WHAT YOU WILL DO → Here are some records. Copy each one exactly.

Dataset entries
_____

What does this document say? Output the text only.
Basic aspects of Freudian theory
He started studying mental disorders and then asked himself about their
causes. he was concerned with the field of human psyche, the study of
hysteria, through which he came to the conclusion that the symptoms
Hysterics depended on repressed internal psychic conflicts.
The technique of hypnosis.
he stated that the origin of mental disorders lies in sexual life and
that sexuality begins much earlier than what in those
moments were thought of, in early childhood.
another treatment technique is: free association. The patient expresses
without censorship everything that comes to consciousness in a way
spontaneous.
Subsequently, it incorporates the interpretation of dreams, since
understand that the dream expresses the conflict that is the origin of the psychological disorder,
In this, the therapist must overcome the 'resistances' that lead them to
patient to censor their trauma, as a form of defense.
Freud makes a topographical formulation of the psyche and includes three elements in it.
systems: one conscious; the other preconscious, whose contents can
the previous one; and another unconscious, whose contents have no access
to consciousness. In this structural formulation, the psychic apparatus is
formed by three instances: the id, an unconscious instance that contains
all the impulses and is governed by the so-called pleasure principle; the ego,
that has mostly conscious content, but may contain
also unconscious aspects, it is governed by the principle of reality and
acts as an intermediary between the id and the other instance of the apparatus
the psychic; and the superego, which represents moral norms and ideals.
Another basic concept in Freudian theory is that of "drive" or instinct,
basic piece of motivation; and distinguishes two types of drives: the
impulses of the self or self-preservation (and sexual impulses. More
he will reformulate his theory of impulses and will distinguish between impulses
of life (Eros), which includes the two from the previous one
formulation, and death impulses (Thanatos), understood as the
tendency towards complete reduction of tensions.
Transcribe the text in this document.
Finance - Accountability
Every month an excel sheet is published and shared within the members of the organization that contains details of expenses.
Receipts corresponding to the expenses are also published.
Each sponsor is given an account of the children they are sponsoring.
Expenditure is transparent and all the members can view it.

_____

OUTPUT FOR THIS TASK →
What does this document say? Output the text only.
Basic aspects of Freudian theory
He started studying mental disorders and then asked himself about their
causes. he was concerned with the field of human psyche, the study of
hysteria, through which he came to the conclusion that the symptoms
Hysterics depended on repressed internal psychic conflicts.
The technique of hypnosis.
he stated that the origin of mental disorders lies in sexual life and
that sexuality begins much earlier than what in those
moments were thought of, in early childhood.
another treatment technique is: free association. The patient expresses
without censorship everything that comes to consciousness in a way
spontaneous.
Subsequently, it incorporates the interpretation of dreams, since
understand that the dream expresses the conflict that is the origin of the psychological disorder,
In this, the therapist must overcome the 'resistances' that lead them to
patient to censor their trauma, as a form of defense.
Freud makes a topographical formulation of the psyche and includes three elements in it.
systems: one conscious; the other preconscious, whose contents can
the previous one; and another unconscious, whose contents have no access
to consciousness. In this structural formulation, the psychic apparatus is
formed by three instances: the id, an unconscious instance that contains
all the impulses and is governed by the so-called pleasure principle; the ego,
that has mostly conscious content, but may contain
also unconscious aspects, it is governed by the principle of reality and
acts as an intermediary between the id and the other instance of the apparatus
the psychic; and the superego, which represents moral norms and ideals.
Another basic concept in Freudian theory is that of "drive" or instinct,
basic piece of motivation; and distinguishes two types of drives: the
impulses of the self or self-preservation (and sexual impulses. More
he will reformulate his theory of impulses and will distinguish between impulses
of life (Eros), which includes the two from the previous one
formulation, and death impulses (Thanatos), understood as the
tendency towards complete reduction of tensions.
Transcribe the text in this document.
Finance - Accountability
Every month an excel sheet is published and shared within the members of the organization that contains details of expenses.
Receipts corresponding to the expenses are also published.
Each sponsor is given an account of the children they are sponsoring.
Expenditure is transparent and all the members can view it.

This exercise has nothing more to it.